= Data entries =
· · ·

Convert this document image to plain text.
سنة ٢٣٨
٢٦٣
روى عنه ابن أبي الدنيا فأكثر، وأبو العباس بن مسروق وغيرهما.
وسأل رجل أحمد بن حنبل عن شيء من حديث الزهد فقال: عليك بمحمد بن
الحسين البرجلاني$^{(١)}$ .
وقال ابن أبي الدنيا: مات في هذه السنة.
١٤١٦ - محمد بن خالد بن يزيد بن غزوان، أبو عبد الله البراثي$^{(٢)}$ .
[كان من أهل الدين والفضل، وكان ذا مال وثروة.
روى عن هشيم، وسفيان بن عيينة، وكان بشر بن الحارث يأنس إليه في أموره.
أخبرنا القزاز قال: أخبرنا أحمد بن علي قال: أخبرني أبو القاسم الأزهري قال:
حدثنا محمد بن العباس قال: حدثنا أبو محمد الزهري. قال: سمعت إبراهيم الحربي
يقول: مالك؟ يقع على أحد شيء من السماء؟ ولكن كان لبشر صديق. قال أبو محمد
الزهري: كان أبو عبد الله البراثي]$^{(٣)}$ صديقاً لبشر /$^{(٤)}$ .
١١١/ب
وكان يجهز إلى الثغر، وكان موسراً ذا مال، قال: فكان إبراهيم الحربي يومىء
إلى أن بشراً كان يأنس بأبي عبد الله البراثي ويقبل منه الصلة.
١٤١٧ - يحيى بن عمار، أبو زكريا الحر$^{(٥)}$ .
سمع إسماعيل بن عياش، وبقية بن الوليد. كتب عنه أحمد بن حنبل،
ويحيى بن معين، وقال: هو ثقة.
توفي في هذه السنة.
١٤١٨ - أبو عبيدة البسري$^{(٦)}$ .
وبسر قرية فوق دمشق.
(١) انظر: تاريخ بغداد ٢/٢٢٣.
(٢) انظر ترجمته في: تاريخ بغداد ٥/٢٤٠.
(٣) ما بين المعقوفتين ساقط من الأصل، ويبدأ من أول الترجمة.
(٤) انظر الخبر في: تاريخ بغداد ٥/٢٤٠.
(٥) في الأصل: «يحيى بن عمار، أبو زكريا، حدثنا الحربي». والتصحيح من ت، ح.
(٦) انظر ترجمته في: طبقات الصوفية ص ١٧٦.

· · ·

Write out every entry again, keeping each line exactly the same.

= Answer in full =
Convert this document image to plain text.
سنة ٢٣٨
٢٦٣
روى عنه ابن أبي الدنيا فأكثر، وأبو العباس بن مسروق وغيرهما.
وسأل رجل أحمد بن حنبل عن شيء من حديث الزهد فقال: عليك بمحمد بن
الحسين البرجلاني$^{(١)}$ .
وقال ابن أبي الدنيا: مات في هذه السنة.
١٤١٦ - محمد بن خالد بن يزيد بن غزوان، أبو عبد الله البراثي$^{(٢)}$ .
[كان من أهل الدين والفضل، وكان ذا مال وثروة.
روى عن هشيم، وسفيان بن عيينة، وكان بشر بن الحارث يأنس إليه في أموره.
أخبرنا القزاز قال: أخبرنا أحمد بن علي قال: أخبرني أبو القاسم الأزهري قال:
حدثنا محمد بن العباس قال: حدثنا أبو محمد الزهري. قال: سمعت إبراهيم الحربي
يقول: مالك؟ يقع على أحد شيء من السماء؟ ولكن كان لبشر صديق. قال أبو محمد
الزهري: كان أبو عبد الله البراثي]$^{(٣)}$ صديقاً لبشر /$^{(٤)}$ .
١١١/ب
وكان يجهز إلى الثغر، وكان موسراً ذا مال، قال: فكان إبراهيم الحربي يومىء
إلى أن بشراً كان يأنس بأبي عبد الله البراثي ويقبل منه الصلة.
١٤١٧ - يحيى بن عمار، أبو زكريا الحر$^{(٥)}$ .
سمع إسماعيل بن عياش، وبقية بن الوليد. كتب عنه أحمد بن حنبل،
ويحيى بن معين، وقال: هو ثقة.
توفي في هذه السنة.
١٤١٨ - أبو عبيدة البسري$^{(٦)}$ .
وبسر قرية فوق دمشق.
(١) انظر: تاريخ بغداد ٢/٢٢٣.
(٢) انظر ترجمته في: تاريخ بغداد ٥/٢٤٠.
(٣) ما بين المعقوفتين ساقط من الأصل، ويبدأ من أول الترجمة.
(٤) انظر الخبر في: تاريخ بغداد ٥/٢٤٠.
(٥) في الأصل: «يحيى بن عمار، أبو زكريا، حدثنا الحربي». والتصحيح من ت، ح.
(٦) انظر ترجمته في: طبقات الصوفية ص ١٧٦.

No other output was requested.